Exercise:
Exactly as written, retype the listing below, omitting the pictures.

Data:
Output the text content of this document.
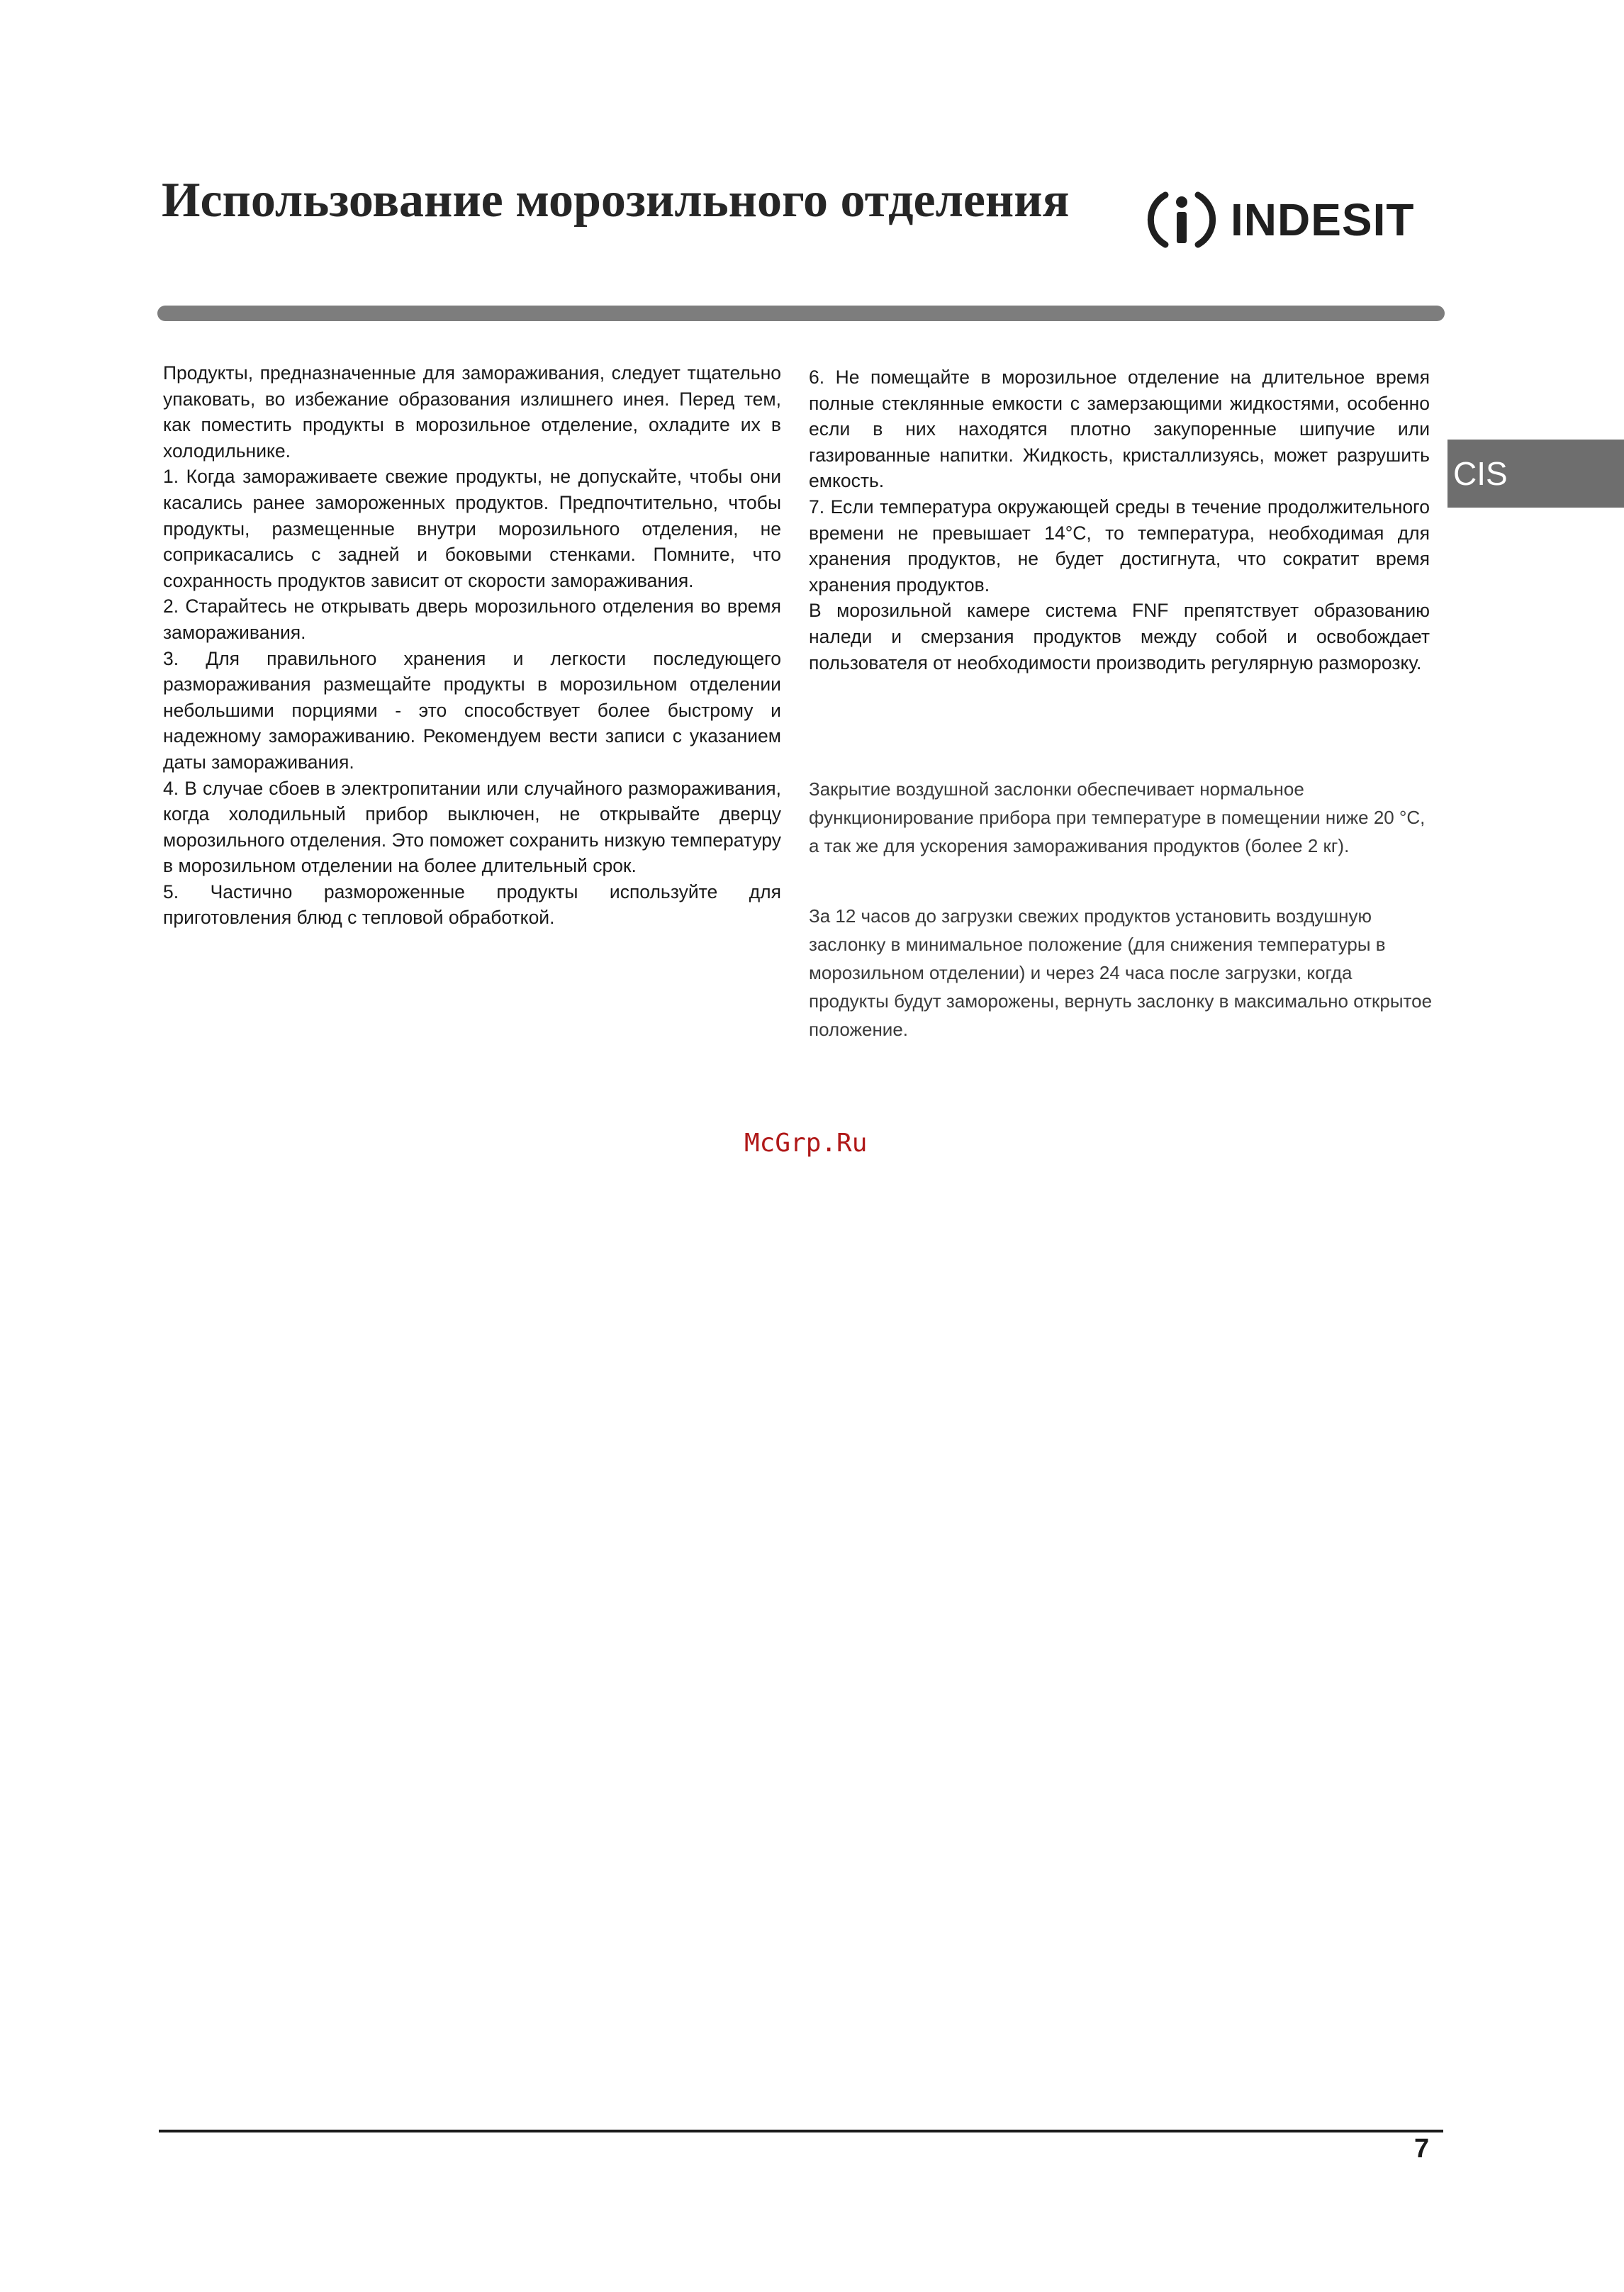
Использование морозильного отделения	INDESIT
CIS

Продукты, предназначенные для замораживания, следует тщательно упаковать, во избежание образования излишнего инея. Перед тем, как поместить продукты в морозильное отделение, охладите их в холодильнике.

1. Когда замораживаете свежие продукты, не допускайте, чтобы они касались ранее замороженных продуктов. Предпочтительно, чтобы продукты, размещенные внутри морозильного отделения, не соприкасались с задней и боковыми стенками. Помните, что сохранность продуктов зависит от скорости замораживания.

2. Старайтесь не открывать дверь морозильного отделения во время замораживания.

3. Для правильного хранения и легкости последующего размораживания размещайте продукты в морозильном отделении небольшими порциями - это способствует более быстрому и надежному замораживанию. Рекомендуем вести записи с указанием даты замораживания.

4. В случае сбоев в электропитании или случайного размораживания, когда холодильный прибор выключен, не открывайте дверцу морозильного отделения. Это поможет сохранить низкую температуру в морозильном отделении на более длительный срок.

5. Частично размороженные продукты используйте для приготовления блюд с тепловой обработкой.

6. Не помещайте в морозильное отделение на длительное время полные стеклянные емкости с замерзающими жидкостями, особенно если в них находятся плотно закупоренные шипучие или газированные напитки. Жидкость, кристаллизуясь, может разрушить емкость.

7. Если температура окружающей среды в течение продолжительного времени не превышает 14°C, то температура, необходимая для хранения продуктов, не будет достигнута, что сократит время хранения продуктов.

В морозильной камере система FNF препятствует образованию наледи и смерзания продуктов между собой и освобождает пользователя от необходимости производить регулярную разморозку.

Закрытие воздушной заслонки обеспечивает нормальное функционирование прибора при температуре в помещении ниже 20 °C, а так же для ускорения замораживания продуктов (более 2 кг).
За 12 часов до загрузки свежих продуктов установить воздушную заслонку в минимальное положение (для снижения температуры в морозильном отделении) и через 24 часа после загрузки, когда продукты будут заморожены, вернуть заслонку в максимально открытое положение.
McGrp.Ru
7
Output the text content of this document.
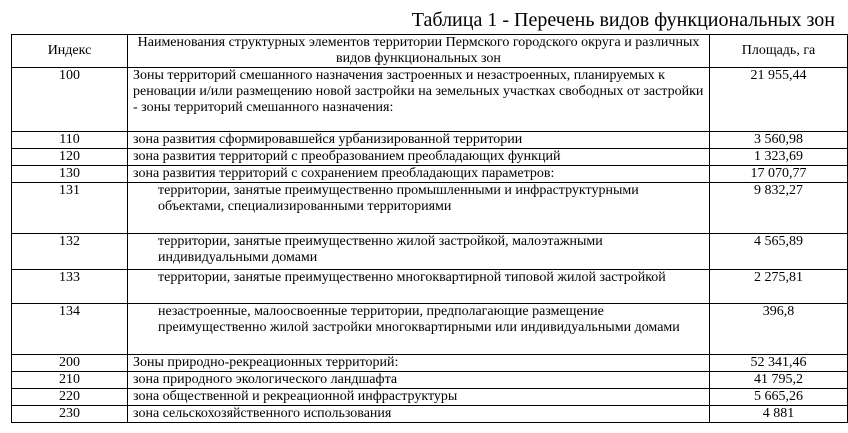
Таблица 1 - Перечень видов функциональных зон
Индекс	Наименования структурных элементов территории Пермского городского округа и различных видов функциональных зон	Площадь, га
100	Зоны территорий смешанного назначения застроенных и незастроенных, планируемых к реновации и/или размещению новой застройки на земельных участках свободных от застройки - зоны территорий смешанного назначения:	21 955,44
110	зона развития сформировавшейся урбанизированной территории	3 560,98
120	зона развития территорий с преобразованием преобладающих функций	1 323,69
130	зона развития территорий с сохранением преобладающих параметров:	17 070,77
131	территории, занятые преимущественно промышленными и инфраструктурными объектами, специализированными территориями	9 832,27
132	территории, занятые преимущественно жилой застройкой, малоэтажными индивидуальными домами	4 565,89
133	территории, занятые преимущественно многоквартирной типовой жилой застройкой	2 275,81
134	незастроенные, малоосвоенные территории, предполагающие размещение преимущественно жилой застройки многоквартирными или индивидуальными домами	396,8
200	Зоны природно-рекреационных территорий:	52 341,46
210	зона природного экологического ландшафта	41 795,2
220	зона общественной и рекреационной инфраструктуры	5 665,26
230	зона сельскохозяйственного использования	4 881
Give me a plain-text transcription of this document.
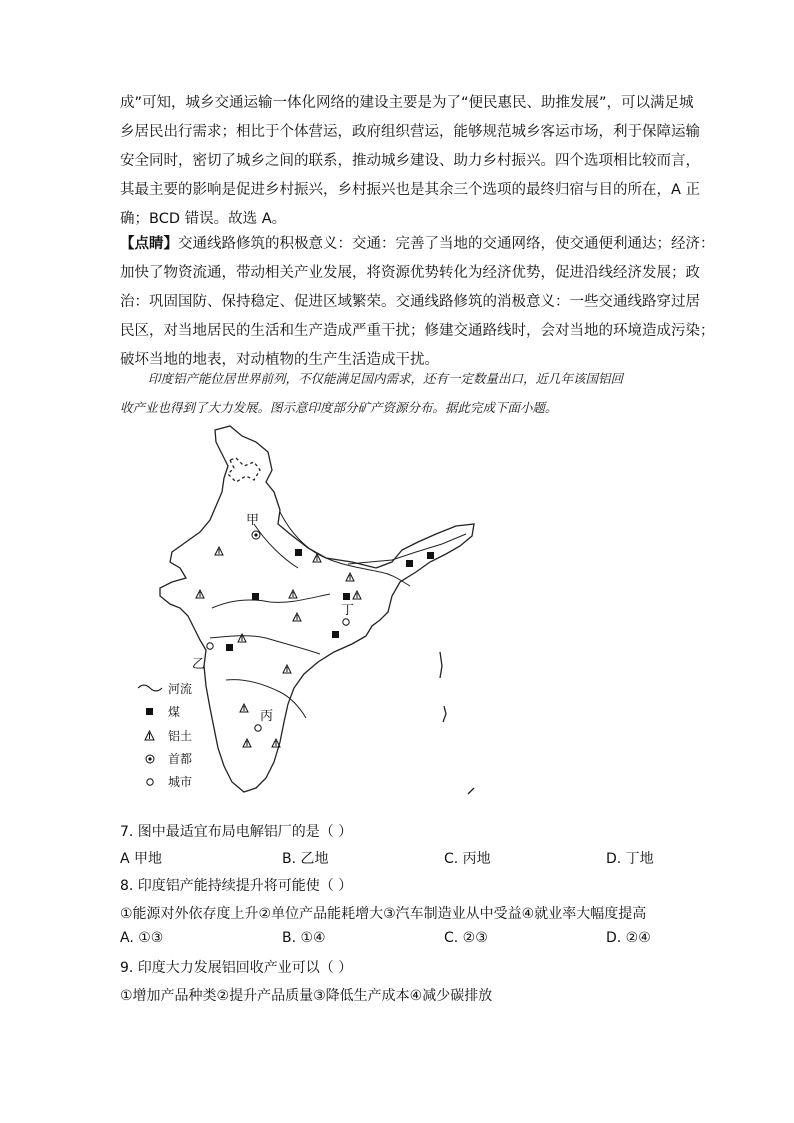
成”可知，城乡交通运输一体化网络的建设主要是为了“便民惠民、助推发展”，可以满足城

乡居民出行需求；相比于个体营运，政府组织营运，能够规范城乡客运市场，利于保障运输

安全同时，密切了城乡之间的联系，推动城乡建设、助力乡村振兴。四个选项相比较而言，

其最主要的影响是促进乡村振兴，乡村振兴也是其余三个选项的最终归宿与目的所在，A 正

确；BCD 错误。故选 A。

【点睛】交通线路修筑的积极意义：交通：完善了当地的交通网络，使交通便利通达；经济：

加快了物资流通，带动相关产业发展，将资源优势转化为经济优势，促进沿线经济发展；政

治：巩固国防、保持稳定、促进区域繁荣。交通线路修筑的消极意义：一些交通线路穿过居

民区，对当地居民的生活和生产造成严重干扰；修建交通路线时，会对当地的环境造成污染；

破坏当地的地表，对动植物的生产生活造成干扰。

印度铝产能位居世界前列，不仅能满足国内需求，还有一定数量出口，近几年该国铝回

收产业也得到了大力发展。图示意印度部分矿产资源分布。据此完成下面小题。

甲
丁
丙
乙
河流
煤
铝土
首都
城市
7. 图中最适宜布局电解铝厂的是（ ）
A 甲地	B. 乙地	C. 丙地	D. 丁地
8. 印度铝产能持续提升将可能使（ ）
①能源对外依存度上升②单位产品能耗增大③汽车制造业从中受益④就业率大幅度提高
A. ①③	B. ①④	C. ②③	D. ②④
9. 印度大力发展铝回收产业可以（ ）
①增加产品种类②提升产品质量③降低生产成本④减少碳排放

Solved exercise:
Output the text content of this document.
Использование морозильного отделения	INDESIT
CIS

Продукты, предназначенные для замораживания, следует тщательно упаковать, во избежание образования излишнего инея. Перед тем, как поместить продукты в морозильное отделение, охладите их в холодильнике.

1. Когда замораживаете свежие продукты, не допускайте, чтобы они касались ранее замороженных продуктов. Предпочтительно, чтобы продукты, размещенные внутри морозильного отделения, не соприкасались с задней и боковыми стенками. Помните, что сохранность продуктов зависит от скорости замораживания.

2. Старайтесь не открывать дверь морозильного отделения во время замораживания.

3. Для правильного хранения и легкости последующего размораживания размещайте продукты в морозильном отделении небольшими порциями - это способствует более быстрому и надежному замораживанию. Рекомендуем вести записи с указанием даты замораживания.

4. В случае сбоев в электропитании или случайного размораживания, когда холодильный прибор выключен, не открывайте дверцу морозильного отделения. Это поможет сохранить низкую температуру в морозильном отделении на более длительный срок.

5. Частично размороженные продукты используйте для приготовления блюд с тепловой обработкой.

6. Не помещайте в морозильное отделение на длительное время полные стеклянные емкости с замерзающими жидкостями, особенно если в них находятся плотно закупоренные шипучие или газированные напитки. Жидкость, кристаллизуясь, может разрушить емкость.

7. Если температура окружающей среды в течение продолжительного времени не превышает 14°C, то температура, необходимая для хранения продуктов, не будет достигнута, что сократит время хранения продуктов.

В морозильной камере система FNF препятствует образованию наледи и смерзания продуктов между собой и освобождает пользователя от необходимости производить регулярную разморозку.

Закрытие воздушной заслонки обеспечивает нормальное функционирование прибора при температуре в помещении ниже 20 °C, а так же для ускорения замораживания продуктов (более 2 кг).
За 12 часов до загрузки свежих продуктов установить воздушную заслонку в минимальное положение (для снижения температуры в морозильном отделении) и через 24 часа после загрузки, когда продукты будут заморожены, вернуть заслонку в максимально открытое положение.
McGrp.Ru
7
Output the text content of this document.
Таблица 1 - Перечень видов функциональных зон
Индекс	Наименования структурных элементов территории Пермского городского округа и различных видов функциональных зон	Площадь, га
100	Зоны территорий смешанного назначения застроенных и незастроенных, планируемых к реновации и/или размещению новой застройки на земельных участках свободных от застройки - зоны территорий смешанного назначения:	21 955,44
110	зона развития сформировавшейся урбанизированной территории	3 560,98
120	зона развития территорий с преобразованием преобладающих функций	1 323,69
130	зона развития территорий с сохранением преобладающих параметров:	17 070,77
131	территории, занятые преимущественно промышленными и инфраструктурными объектами, специализированными территориями	9 832,27
132	территории, занятые преимущественно жилой застройкой, малоэтажными индивидуальными домами	4 565,89
133	территории, занятые преимущественно многоквартирной типовой жилой застройкой	2 275,81
134	незастроенные, малоосвоенные территории, предполагающие размещение преимущественно жилой застройки многоквартирными или индивидуальными домами	396,8
200	Зоны природно-рекреационных территорий:	52 341,46
210	зона природного экологического ландшафта	41 795,2
220	зона общественной и рекреационной инфраструктуры	5 665,26
230	зона сельскохозяйственного использования	4 881
Give me a plain-text transcription of this document.
成”可知，城乡交通运输一体化网络的建设主要是为了“便民惠民、助推发展”，可以满足城

乡居民出行需求；相比于个体营运，政府组织营运，能够规范城乡客运市场，利于保障运输

安全同时，密切了城乡之间的联系，推动城乡建设、助力乡村振兴。四个选项相比较而言，

其最主要的影响是促进乡村振兴，乡村振兴也是其余三个选项的最终归宿与目的所在，A 正

确；BCD 错误。故选 A。

【点睛】交通线路修筑的积极意义：交通：完善了当地的交通网络，使交通便利通达；经济：

加快了物资流通，带动相关产业发展，将资源优势转化为经济优势，促进沿线经济发展；政

治：巩固国防、保持稳定、促进区域繁荣。交通线路修筑的消极意义：一些交通线路穿过居

民区，对当地居民的生活和生产造成严重干扰；修建交通路线时，会对当地的环境造成污染；

破坏当地的地表，对动植物的生产生活造成干扰。

印度铝产能位居世界前列，不仅能满足国内需求，还有一定数量出口，近几年该国铝回

收产业也得到了大力发展。图示意印度部分矿产资源分布。据此完成下面小题。

甲
丁
丙
乙
河流
煤
铝土
首都
城市
7. 图中最适宜布局电解铝厂的是（ ）
A 甲地	B. 乙地	C. 丙地	D. 丁地
8. 印度铝产能持续提升将可能使（ ）
①能源对外依存度上升②单位产品能耗增大③汽车制造业从中受益④就业率大幅度提高
A. ①③	B. ①④	C. ②③	D. ②④
9. 印度大力发展铝回收产业可以（ ）
①增加产品种类②提升产品质量③降低生产成本④减少碳排放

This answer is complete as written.